Quote the records beneath, complete and exact. Leave out images.
------ RECORDS PROVIDED ------
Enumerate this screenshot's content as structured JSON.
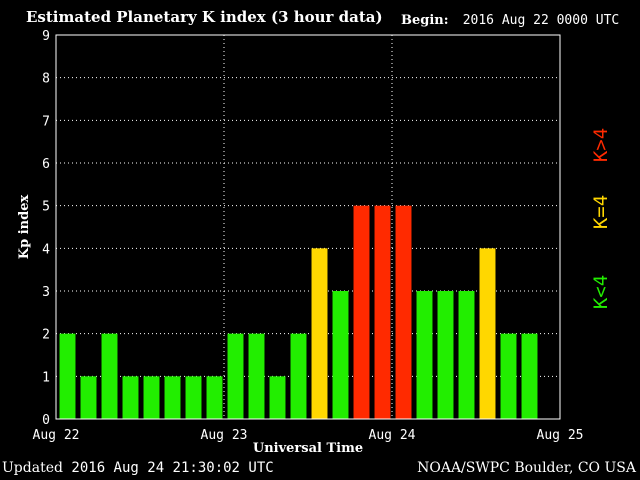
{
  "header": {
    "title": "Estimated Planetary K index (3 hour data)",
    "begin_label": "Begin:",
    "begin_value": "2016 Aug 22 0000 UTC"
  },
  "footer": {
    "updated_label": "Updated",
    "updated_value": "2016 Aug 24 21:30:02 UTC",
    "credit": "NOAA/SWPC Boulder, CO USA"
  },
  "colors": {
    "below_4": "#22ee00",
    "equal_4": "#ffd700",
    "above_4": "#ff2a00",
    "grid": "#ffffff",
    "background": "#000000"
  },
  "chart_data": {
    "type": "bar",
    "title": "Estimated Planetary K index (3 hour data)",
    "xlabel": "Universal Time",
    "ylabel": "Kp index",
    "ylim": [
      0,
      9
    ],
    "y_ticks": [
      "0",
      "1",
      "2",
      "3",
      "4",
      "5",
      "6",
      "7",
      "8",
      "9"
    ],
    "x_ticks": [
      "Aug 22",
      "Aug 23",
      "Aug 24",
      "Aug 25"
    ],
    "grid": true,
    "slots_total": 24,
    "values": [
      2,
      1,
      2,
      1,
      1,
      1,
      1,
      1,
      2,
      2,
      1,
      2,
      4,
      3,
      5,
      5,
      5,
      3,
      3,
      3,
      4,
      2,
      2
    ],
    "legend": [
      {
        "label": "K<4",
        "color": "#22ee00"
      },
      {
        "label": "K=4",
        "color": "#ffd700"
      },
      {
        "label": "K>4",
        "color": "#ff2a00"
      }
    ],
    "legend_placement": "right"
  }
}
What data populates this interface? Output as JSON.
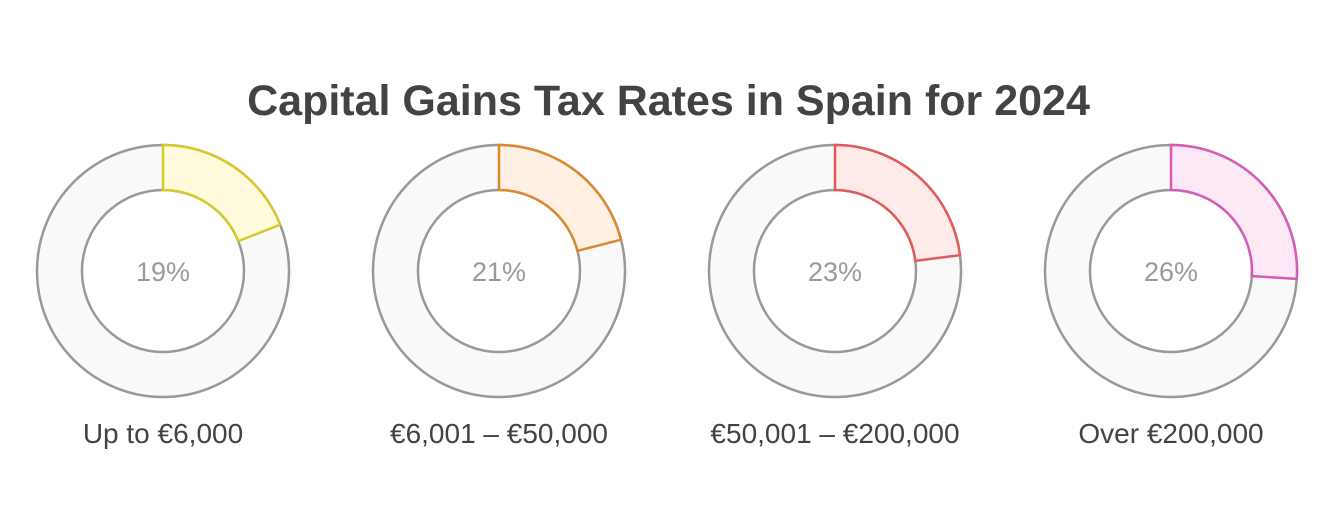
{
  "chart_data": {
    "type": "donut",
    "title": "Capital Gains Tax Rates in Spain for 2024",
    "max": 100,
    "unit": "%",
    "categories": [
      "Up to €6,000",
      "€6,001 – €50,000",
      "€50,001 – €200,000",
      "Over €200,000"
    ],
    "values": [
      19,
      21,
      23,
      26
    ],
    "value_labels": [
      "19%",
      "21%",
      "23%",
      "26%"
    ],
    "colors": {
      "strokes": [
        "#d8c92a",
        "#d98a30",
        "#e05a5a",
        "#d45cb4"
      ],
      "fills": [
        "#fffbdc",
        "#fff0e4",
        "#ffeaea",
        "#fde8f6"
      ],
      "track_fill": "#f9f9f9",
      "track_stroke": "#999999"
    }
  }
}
------
● EXERCISE RESPONSE:
Enumerate this screenshot's content as structured JSON.
{
  "header": {
    "title": "Estimated Planetary K index (3 hour data)",
    "begin_label": "Begin:",
    "begin_value": "2016 Aug 22 0000 UTC"
  },
  "footer": {
    "updated_label": "Updated",
    "updated_value": "2016 Aug 24 21:30:02 UTC",
    "credit": "NOAA/SWPC Boulder, CO USA"
  },
  "colors": {
    "below_4": "#22ee00",
    "equal_4": "#ffd700",
    "above_4": "#ff2a00",
    "grid": "#ffffff",
    "background": "#000000"
  },
  "chart_data": {
    "type": "bar",
    "title": "Estimated Planetary K index (3 hour data)",
    "xlabel": "Universal Time",
    "ylabel": "Kp index",
    "ylim": [
      0,
      9
    ],
    "y_ticks": [
      "0",
      "1",
      "2",
      "3",
      "4",
      "5",
      "6",
      "7",
      "8",
      "9"
    ],
    "x_ticks": [
      "Aug 22",
      "Aug 23",
      "Aug 24",
      "Aug 25"
    ],
    "grid": true,
    "slots_total": 24,
    "values": [
      2,
      1,
      2,
      1,
      1,
      1,
      1,
      1,
      2,
      2,
      1,
      2,
      4,
      3,
      5,
      5,
      5,
      3,
      3,
      3,
      4,
      2,
      2
    ],
    "legend": [
      {
        "label": "K<4",
        "color": "#22ee00"
      },
      {
        "label": "K=4",
        "color": "#ffd700"
      },
      {
        "label": "K>4",
        "color": "#ff2a00"
      }
    ],
    "legend_placement": "right"
  }
}
What data populates this interface? Output as JSON.
{
  "chart_data": {
    "type": "donut",
    "title": "Capital Gains Tax Rates in Spain for 2024",
    "max": 100,
    "unit": "%",
    "categories": [
      "Up to €6,000",
      "€6,001 – €50,000",
      "€50,001 – €200,000",
      "Over €200,000"
    ],
    "values": [
      19,
      21,
      23,
      26
    ],
    "value_labels": [
      "19%",
      "21%",
      "23%",
      "26%"
    ],
    "colors": {
      "strokes": [
        "#d8c92a",
        "#d98a30",
        "#e05a5a",
        "#d45cb4"
      ],
      "fills": [
        "#fffbdc",
        "#fff0e4",
        "#ffeaea",
        "#fde8f6"
      ],
      "track_fill": "#f9f9f9",
      "track_stroke": "#999999"
    }
  }
}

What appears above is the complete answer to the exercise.